Available records =
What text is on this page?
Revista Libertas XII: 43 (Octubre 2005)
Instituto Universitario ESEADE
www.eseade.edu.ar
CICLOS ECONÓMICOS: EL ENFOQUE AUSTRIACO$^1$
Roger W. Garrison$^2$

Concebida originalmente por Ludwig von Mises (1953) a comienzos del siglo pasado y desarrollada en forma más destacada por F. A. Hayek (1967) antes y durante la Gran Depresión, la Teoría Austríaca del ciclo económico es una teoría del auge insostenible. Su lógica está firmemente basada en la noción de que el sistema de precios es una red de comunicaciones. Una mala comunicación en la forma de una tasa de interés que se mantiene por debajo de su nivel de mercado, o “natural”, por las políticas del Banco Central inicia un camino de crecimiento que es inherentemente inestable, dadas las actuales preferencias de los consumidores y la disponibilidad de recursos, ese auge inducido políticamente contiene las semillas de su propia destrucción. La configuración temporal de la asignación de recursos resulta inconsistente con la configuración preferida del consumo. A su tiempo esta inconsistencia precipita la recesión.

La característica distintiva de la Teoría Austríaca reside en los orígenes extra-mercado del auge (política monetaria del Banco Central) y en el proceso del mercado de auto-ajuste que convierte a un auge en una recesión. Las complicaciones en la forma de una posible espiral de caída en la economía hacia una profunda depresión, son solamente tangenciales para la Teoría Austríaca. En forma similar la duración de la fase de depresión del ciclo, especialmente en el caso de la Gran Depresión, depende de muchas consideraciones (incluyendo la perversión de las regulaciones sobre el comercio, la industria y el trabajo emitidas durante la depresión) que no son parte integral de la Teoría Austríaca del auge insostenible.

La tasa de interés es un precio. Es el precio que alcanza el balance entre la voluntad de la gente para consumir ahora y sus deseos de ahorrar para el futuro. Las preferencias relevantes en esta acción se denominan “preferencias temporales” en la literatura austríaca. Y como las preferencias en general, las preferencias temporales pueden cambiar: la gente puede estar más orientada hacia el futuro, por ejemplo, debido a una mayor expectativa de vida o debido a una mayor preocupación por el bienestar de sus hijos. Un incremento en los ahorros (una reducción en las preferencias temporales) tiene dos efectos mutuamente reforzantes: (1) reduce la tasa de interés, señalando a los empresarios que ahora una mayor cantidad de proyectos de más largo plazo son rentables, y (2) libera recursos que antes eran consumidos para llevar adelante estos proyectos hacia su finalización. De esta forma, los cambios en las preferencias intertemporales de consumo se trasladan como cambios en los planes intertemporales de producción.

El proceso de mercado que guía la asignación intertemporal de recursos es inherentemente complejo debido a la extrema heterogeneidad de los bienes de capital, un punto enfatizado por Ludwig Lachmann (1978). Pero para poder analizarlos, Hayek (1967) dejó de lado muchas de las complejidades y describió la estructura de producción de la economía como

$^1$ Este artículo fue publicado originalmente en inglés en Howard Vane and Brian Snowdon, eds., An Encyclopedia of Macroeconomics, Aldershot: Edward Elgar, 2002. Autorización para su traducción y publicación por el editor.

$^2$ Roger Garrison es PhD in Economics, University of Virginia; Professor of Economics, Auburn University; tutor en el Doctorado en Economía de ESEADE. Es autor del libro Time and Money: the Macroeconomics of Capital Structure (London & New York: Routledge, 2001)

Description of the task = A single number, please: how many lines in the data above contain the string "Roger"?

Output of the task = 2